┌─ DATA SUPPLIED

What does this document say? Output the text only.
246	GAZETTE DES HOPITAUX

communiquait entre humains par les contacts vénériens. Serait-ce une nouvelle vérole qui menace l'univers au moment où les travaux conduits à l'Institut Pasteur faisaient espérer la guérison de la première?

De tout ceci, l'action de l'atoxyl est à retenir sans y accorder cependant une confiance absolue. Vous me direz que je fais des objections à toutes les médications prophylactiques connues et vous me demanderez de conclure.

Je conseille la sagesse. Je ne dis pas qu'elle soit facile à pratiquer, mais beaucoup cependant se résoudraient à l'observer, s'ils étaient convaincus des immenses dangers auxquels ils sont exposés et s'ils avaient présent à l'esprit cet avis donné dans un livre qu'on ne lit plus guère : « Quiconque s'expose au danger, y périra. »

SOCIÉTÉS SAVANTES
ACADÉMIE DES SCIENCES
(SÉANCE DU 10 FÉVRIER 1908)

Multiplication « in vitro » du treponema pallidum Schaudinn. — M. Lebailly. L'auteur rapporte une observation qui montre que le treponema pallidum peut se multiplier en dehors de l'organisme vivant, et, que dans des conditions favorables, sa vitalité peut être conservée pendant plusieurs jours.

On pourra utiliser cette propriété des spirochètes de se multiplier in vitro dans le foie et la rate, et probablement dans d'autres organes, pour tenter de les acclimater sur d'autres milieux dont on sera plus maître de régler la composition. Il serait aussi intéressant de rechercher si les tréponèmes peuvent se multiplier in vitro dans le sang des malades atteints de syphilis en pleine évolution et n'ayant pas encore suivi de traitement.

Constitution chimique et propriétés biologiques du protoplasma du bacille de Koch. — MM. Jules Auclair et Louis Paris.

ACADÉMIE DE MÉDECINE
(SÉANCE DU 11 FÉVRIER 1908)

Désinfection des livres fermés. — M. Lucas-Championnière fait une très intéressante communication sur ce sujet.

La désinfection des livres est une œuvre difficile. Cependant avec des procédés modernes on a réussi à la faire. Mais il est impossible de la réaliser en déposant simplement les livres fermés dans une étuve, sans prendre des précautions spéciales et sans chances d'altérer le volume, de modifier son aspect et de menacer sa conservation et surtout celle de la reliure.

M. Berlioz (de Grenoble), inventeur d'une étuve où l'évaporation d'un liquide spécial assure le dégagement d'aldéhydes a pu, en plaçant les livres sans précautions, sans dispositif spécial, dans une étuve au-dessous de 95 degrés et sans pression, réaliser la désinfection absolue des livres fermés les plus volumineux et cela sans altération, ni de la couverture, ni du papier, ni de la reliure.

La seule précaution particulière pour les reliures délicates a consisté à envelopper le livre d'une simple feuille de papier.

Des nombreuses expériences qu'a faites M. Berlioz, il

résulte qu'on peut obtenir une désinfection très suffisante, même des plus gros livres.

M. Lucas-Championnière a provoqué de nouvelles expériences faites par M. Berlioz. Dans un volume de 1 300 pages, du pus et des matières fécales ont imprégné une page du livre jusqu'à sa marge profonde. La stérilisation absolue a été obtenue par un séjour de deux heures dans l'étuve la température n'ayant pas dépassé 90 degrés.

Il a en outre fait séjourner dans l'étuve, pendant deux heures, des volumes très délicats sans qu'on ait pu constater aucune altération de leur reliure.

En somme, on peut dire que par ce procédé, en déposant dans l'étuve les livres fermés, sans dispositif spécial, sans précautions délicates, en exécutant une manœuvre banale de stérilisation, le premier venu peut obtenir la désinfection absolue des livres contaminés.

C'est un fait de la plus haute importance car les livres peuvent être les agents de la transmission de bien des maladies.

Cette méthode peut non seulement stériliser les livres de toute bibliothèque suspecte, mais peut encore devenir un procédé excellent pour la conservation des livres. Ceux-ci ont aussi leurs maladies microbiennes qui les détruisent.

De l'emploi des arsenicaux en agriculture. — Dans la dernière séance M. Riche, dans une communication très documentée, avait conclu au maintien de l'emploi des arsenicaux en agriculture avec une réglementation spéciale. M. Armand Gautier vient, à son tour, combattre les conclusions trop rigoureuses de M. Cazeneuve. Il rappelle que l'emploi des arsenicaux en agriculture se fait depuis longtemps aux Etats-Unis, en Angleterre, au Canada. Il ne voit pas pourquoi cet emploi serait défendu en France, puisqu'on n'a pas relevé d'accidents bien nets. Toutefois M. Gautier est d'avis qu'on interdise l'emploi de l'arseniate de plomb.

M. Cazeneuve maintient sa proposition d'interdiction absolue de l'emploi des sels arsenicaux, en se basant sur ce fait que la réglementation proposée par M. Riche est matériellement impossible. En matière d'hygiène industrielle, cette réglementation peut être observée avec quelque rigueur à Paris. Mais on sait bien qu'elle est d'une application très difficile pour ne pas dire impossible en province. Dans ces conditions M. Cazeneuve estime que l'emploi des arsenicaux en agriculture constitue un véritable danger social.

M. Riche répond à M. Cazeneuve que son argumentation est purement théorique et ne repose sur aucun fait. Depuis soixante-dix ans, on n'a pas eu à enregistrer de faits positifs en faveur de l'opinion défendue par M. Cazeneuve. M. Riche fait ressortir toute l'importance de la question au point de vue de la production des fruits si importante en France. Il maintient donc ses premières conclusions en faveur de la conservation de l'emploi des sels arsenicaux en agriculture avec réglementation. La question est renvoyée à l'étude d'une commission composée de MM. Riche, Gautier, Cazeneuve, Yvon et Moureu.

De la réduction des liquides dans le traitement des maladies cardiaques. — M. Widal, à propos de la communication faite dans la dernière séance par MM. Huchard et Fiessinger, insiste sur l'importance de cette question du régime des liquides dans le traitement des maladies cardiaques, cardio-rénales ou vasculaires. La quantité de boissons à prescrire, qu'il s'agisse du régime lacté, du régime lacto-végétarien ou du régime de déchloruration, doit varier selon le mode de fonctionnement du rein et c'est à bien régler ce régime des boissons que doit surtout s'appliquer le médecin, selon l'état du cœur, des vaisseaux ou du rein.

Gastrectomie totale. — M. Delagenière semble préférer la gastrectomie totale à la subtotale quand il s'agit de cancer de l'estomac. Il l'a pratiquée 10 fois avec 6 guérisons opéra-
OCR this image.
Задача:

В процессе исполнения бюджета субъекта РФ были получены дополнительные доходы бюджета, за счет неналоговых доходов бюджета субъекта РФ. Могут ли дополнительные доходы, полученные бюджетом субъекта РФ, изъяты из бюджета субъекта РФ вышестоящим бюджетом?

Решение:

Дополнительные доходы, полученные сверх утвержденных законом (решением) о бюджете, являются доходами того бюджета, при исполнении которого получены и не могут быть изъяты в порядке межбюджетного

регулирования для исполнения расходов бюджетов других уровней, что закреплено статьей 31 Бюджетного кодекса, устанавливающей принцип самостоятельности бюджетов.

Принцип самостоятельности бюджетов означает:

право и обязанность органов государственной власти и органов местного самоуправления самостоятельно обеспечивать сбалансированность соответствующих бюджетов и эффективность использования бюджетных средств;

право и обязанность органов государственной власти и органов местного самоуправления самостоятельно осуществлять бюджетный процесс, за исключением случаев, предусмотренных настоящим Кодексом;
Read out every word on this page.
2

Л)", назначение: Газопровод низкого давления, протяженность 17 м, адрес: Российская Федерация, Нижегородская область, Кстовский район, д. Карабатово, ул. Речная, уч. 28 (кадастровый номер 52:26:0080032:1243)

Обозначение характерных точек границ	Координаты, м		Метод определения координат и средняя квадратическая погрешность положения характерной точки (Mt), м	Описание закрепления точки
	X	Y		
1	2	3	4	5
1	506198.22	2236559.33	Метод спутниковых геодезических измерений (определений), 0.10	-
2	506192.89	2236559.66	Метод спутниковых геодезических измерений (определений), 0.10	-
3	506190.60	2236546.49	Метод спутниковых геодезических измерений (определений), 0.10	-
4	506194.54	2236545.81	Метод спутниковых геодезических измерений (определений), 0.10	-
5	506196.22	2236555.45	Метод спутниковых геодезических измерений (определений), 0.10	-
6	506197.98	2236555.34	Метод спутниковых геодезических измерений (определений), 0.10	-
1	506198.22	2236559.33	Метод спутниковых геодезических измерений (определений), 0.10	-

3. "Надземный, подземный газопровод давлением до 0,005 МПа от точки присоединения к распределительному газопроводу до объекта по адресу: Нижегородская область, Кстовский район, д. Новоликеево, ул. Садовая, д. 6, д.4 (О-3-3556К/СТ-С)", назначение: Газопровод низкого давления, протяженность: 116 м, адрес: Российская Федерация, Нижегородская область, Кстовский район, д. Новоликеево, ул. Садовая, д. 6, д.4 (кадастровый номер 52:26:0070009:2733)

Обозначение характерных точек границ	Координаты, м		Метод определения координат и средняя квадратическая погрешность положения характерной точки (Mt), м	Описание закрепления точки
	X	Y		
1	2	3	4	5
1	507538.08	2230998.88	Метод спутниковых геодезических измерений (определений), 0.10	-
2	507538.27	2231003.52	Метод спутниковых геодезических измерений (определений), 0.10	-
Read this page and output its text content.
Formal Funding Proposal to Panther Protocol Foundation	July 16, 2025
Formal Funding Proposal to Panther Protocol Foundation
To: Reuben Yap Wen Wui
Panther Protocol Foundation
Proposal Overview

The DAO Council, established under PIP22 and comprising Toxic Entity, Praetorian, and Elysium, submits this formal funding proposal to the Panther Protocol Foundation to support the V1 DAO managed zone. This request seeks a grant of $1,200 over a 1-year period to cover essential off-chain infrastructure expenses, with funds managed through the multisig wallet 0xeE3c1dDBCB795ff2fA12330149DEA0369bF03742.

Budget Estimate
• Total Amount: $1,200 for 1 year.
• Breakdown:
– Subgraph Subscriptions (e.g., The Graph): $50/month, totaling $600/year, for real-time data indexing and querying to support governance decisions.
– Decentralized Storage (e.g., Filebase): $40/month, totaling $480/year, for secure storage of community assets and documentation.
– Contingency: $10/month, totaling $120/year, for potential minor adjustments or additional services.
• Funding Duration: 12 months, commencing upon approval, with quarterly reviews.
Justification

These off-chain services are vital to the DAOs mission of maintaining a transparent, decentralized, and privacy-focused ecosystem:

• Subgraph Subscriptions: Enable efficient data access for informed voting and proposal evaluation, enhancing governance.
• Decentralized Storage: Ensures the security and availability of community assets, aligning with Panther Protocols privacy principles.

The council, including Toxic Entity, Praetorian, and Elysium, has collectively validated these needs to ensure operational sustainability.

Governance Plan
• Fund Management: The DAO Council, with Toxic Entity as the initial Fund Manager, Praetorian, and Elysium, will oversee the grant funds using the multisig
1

└─

_PROBLEM:_ Which lines hold the string "полученные"? Copy all of them from the data above.

_PROBLEM SOLUTION:_
В процессе исполнения бюджета субъекта РФ были получены дополнительные доходы бюджета, за счет неналоговых доходов бюджета субъекта РФ. Могут ли дополнительные доходы, полученные бюджетом субъекта РФ, изъяты из бюджета субъекта РФ вышестоящим бюджетом?
Дополнительные доходы, полученные сверх утвержденных законом (решением) о бюджете, являются доходами того бюджета, при исполнении которого получены и не могут быть изъяты в порядке межбюджетного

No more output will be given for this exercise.